**WORK TO DO:** All material below is to be reproduced exactly.

(Saved entries)
· · · ·
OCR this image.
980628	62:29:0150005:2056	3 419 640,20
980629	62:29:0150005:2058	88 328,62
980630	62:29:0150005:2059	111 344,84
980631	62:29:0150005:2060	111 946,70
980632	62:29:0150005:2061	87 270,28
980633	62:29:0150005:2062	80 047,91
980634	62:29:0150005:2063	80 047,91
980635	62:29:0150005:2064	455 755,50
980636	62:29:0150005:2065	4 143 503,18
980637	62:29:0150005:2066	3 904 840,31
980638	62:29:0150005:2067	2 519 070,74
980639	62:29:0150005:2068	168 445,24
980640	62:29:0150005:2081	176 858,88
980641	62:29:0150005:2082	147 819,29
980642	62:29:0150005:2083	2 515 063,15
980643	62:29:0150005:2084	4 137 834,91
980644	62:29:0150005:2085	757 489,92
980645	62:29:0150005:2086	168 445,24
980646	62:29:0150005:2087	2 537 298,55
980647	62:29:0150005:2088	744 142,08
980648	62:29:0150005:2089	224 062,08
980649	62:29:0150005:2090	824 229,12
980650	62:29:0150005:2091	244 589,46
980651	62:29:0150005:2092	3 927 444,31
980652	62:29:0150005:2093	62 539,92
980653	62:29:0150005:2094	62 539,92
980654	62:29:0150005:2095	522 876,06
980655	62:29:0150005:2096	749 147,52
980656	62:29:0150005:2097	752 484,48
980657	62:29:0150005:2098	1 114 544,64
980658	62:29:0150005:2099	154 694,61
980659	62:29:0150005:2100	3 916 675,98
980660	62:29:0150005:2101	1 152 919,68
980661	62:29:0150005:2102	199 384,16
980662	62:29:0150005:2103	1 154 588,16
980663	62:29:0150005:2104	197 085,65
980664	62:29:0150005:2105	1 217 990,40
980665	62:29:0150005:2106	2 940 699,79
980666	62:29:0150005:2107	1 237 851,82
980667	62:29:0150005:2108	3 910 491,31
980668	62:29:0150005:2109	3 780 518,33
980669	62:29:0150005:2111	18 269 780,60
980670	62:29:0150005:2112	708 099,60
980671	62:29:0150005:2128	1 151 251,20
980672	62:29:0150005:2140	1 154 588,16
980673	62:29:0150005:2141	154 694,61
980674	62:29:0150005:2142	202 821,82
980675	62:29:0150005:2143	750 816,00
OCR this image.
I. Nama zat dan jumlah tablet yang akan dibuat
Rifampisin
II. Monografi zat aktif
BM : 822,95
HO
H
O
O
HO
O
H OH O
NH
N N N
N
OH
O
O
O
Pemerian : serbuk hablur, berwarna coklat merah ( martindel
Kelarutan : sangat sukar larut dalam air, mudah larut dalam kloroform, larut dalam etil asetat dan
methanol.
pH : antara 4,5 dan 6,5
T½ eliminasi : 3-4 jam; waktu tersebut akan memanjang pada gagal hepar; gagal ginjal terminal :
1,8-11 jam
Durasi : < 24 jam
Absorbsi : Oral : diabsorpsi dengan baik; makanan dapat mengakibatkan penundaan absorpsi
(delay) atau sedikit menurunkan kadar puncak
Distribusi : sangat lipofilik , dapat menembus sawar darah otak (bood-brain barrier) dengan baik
· · · ·
**SOLUTION:**
OCR this image.
980628	62:29:0150005:2056	3 419 640,20
980629	62:29:0150005:2058	88 328,62
980630	62:29:0150005:2059	111 344,84
980631	62:29:0150005:2060	111 946,70
980632	62:29:0150005:2061	87 270,28
980633	62:29:0150005:2062	80 047,91
980634	62:29:0150005:2063	80 047,91
980635	62:29:0150005:2064	455 755,50
980636	62:29:0150005:2065	4 143 503,18
980637	62:29:0150005:2066	3 904 840,31
980638	62:29:0150005:2067	2 519 070,74
980639	62:29:0150005:2068	168 445,24
980640	62:29:0150005:2081	176 858,88
980641	62:29:0150005:2082	147 819,29
980642	62:29:0150005:2083	2 515 063,15
980643	62:29:0150005:2084	4 137 834,91
980644	62:29:0150005:2085	757 489,92
980645	62:29:0150005:2086	168 445,24
980646	62:29:0150005:2087	2 537 298,55
980647	62:29:0150005:2088	744 142,08
980648	62:29:0150005:2089	224 062,08
980649	62:29:0150005:2090	824 229,12
980650	62:29:0150005:2091	244 589,46
980651	62:29:0150005:2092	3 927 444,31
980652	62:29:0150005:2093	62 539,92
980653	62:29:0150005:2094	62 539,92
980654	62:29:0150005:2095	522 876,06
980655	62:29:0150005:2096	749 147,52
980656	62:29:0150005:2097	752 484,48
980657	62:29:0150005:2098	1 114 544,64
980658	62:29:0150005:2099	154 694,61
980659	62:29:0150005:2100	3 916 675,98
980660	62:29:0150005:2101	1 152 919,68
980661	62:29:0150005:2102	199 384,16
980662	62:29:0150005:2103	1 154 588,16
980663	62:29:0150005:2104	197 085,65
980664	62:29:0150005:2105	1 217 990,40
980665	62:29:0150005:2106	2 940 699,79
980666	62:29:0150005:2107	1 237 851,82
980667	62:29:0150005:2108	3 910 491,31
980668	62:29:0150005:2109	3 780 518,33
980669	62:29:0150005:2111	18 269 780,60
980670	62:29:0150005:2112	708 099,60
980671	62:29:0150005:2128	1 151 251,20
980672	62:29:0150005:2140	1 154 588,16
980673	62:29:0150005:2141	154 694,61
980674	62:29:0150005:2142	202 821,82
980675	62:29:0150005:2143	750 816,00
OCR this image.
I. Nama zat dan jumlah tablet yang akan dibuat
Rifampisin
II. Monografi zat aktif
BM : 822,95
HO
H
O
O
HO
O
H OH O
NH
N N N
N
OH
O
O
O
Pemerian : serbuk hablur, berwarna coklat merah ( martindel
Kelarutan : sangat sukar larut dalam air, mudah larut dalam kloroform, larut dalam etil asetat dan
methanol.
pH : antara 4,5 dan 6,5
T½ eliminasi : 3-4 jam; waktu tersebut akan memanjang pada gagal hepar; gagal ginjal terminal :
1,8-11 jam
Durasi : < 24 jam
Absorbsi : Oral : diabsorpsi dengan baik; makanan dapat mengakibatkan penundaan absorpsi
(delay) atau sedikit menurunkan kadar puncak
Distribusi : sangat lipofilik , dapat menembus sawar darah otak (bood-brain barrier) dengan baik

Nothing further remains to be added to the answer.